**Task:**
Gather all lines in the records below that include the word "title".

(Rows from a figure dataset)
══════════
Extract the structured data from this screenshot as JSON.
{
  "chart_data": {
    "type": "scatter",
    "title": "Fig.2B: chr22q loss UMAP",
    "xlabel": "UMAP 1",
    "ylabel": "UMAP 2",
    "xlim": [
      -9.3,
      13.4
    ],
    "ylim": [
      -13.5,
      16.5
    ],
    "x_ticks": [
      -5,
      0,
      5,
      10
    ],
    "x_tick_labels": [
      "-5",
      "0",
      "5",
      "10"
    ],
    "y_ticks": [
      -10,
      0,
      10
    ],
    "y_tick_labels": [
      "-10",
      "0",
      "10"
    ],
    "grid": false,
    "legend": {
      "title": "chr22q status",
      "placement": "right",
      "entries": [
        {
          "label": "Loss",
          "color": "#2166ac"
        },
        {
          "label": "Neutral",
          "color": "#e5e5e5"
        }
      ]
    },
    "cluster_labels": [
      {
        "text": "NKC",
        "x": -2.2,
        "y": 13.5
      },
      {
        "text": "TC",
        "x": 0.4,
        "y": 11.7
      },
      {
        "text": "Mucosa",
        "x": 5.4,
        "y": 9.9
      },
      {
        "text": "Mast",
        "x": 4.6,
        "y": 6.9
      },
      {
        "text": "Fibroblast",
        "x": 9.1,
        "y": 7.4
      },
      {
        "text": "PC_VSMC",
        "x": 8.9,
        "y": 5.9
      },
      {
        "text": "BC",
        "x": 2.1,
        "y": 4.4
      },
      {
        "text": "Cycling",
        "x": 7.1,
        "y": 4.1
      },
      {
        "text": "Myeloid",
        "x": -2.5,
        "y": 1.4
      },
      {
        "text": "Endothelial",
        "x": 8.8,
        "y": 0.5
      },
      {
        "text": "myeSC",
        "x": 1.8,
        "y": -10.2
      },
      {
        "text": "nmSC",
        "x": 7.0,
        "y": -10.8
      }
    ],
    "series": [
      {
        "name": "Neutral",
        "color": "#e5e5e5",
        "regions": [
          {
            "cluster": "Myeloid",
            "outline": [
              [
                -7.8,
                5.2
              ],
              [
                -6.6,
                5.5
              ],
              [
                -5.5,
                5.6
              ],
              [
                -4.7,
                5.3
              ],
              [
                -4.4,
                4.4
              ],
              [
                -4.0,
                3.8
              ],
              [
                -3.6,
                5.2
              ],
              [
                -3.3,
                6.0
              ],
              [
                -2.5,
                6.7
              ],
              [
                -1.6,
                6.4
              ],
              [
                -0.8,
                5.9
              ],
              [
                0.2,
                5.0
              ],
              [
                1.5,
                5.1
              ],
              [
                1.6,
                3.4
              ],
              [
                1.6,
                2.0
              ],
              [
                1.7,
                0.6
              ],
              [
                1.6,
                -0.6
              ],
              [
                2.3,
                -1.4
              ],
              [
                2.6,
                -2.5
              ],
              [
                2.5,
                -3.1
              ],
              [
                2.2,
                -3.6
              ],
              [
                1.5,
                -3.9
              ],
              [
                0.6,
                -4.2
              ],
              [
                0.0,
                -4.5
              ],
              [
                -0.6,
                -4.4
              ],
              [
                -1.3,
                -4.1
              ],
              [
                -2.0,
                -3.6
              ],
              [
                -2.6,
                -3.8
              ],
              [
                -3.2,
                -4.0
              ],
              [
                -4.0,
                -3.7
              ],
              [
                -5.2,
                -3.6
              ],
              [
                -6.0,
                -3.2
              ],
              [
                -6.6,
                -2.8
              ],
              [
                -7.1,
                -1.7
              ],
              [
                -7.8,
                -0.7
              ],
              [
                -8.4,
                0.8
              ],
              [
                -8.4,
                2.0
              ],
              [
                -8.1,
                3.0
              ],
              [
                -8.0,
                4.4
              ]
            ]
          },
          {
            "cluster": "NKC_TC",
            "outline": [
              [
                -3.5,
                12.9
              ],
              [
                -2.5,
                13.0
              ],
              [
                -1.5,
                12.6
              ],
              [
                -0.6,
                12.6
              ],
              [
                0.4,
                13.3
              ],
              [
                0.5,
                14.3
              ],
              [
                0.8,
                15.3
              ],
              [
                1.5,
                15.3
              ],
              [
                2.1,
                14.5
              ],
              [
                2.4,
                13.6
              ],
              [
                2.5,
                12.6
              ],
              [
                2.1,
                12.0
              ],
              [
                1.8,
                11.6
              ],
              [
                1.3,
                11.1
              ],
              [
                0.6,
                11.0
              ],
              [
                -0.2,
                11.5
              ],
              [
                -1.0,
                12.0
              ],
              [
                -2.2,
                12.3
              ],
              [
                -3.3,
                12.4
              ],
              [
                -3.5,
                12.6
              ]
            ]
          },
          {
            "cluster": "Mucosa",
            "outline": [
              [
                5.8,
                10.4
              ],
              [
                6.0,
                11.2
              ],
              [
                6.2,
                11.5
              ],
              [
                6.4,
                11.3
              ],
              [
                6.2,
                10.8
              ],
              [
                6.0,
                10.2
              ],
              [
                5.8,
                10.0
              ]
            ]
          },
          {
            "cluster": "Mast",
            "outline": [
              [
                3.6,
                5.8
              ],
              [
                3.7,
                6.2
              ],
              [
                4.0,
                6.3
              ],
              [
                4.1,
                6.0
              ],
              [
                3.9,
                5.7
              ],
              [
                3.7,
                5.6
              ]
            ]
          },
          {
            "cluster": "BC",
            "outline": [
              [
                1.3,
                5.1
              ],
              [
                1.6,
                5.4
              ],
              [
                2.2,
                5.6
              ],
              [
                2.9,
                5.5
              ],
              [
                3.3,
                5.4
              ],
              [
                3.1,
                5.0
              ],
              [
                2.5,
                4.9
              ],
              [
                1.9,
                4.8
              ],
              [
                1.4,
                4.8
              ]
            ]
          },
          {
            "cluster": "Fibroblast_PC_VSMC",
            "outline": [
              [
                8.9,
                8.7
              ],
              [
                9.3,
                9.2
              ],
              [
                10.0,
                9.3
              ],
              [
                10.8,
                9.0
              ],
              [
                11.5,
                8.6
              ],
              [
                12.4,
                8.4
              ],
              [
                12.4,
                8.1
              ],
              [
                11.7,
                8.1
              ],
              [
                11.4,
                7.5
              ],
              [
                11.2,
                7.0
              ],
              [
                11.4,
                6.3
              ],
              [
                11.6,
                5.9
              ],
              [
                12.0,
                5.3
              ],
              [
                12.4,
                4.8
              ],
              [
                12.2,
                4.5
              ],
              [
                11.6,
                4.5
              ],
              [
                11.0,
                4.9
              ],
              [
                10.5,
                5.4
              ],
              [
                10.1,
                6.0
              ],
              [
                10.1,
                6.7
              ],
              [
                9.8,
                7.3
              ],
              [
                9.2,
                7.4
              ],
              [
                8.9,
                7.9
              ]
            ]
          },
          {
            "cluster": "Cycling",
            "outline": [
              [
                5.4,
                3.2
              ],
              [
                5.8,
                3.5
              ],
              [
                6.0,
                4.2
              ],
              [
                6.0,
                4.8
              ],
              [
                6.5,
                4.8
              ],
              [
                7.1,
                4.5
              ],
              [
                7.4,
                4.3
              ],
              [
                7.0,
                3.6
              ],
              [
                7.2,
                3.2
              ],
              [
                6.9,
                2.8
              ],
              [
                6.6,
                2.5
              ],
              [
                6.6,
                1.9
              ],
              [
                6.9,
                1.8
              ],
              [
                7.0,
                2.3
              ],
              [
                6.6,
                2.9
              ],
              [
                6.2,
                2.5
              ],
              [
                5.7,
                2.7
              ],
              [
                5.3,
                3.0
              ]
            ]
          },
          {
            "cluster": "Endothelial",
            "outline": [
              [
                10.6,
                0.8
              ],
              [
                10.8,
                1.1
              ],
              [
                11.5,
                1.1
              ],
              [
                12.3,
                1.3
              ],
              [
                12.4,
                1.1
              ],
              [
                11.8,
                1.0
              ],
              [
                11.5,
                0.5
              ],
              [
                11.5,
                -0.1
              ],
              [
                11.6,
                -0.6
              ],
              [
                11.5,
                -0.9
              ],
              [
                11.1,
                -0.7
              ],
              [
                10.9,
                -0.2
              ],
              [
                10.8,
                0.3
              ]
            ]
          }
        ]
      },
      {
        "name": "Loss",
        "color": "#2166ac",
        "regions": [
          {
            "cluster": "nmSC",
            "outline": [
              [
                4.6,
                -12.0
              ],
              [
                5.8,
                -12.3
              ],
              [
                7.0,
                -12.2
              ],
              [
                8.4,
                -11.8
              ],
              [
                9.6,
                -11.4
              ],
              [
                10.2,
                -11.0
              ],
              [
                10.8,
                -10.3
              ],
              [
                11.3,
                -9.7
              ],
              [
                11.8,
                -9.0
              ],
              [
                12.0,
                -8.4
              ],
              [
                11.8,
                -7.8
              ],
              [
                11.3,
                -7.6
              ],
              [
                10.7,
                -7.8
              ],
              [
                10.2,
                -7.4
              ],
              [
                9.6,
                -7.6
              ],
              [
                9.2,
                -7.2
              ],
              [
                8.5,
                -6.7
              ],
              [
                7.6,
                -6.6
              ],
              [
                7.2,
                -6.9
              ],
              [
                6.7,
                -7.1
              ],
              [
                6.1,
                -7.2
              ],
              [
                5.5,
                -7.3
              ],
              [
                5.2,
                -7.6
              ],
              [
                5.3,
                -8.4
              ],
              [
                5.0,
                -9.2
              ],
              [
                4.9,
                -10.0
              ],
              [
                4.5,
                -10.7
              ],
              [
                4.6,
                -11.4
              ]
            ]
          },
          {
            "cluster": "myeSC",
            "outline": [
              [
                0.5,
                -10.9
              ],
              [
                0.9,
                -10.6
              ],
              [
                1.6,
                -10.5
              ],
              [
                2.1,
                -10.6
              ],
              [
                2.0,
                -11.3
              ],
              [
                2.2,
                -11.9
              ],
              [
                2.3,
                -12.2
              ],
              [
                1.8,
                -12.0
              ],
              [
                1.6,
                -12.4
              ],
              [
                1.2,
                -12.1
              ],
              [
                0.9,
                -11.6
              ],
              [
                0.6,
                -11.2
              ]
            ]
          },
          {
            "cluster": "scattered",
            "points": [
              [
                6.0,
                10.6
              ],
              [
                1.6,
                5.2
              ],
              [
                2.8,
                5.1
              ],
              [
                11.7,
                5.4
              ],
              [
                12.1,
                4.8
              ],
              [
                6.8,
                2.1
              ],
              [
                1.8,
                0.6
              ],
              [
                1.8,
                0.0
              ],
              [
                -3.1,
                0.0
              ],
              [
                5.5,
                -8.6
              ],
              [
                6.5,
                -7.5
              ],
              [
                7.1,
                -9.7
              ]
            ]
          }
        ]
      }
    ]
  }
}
══════════
**The output:**
    "title": "Fig.2B: chr22q loss UMAP",
      "title": "chr22q status",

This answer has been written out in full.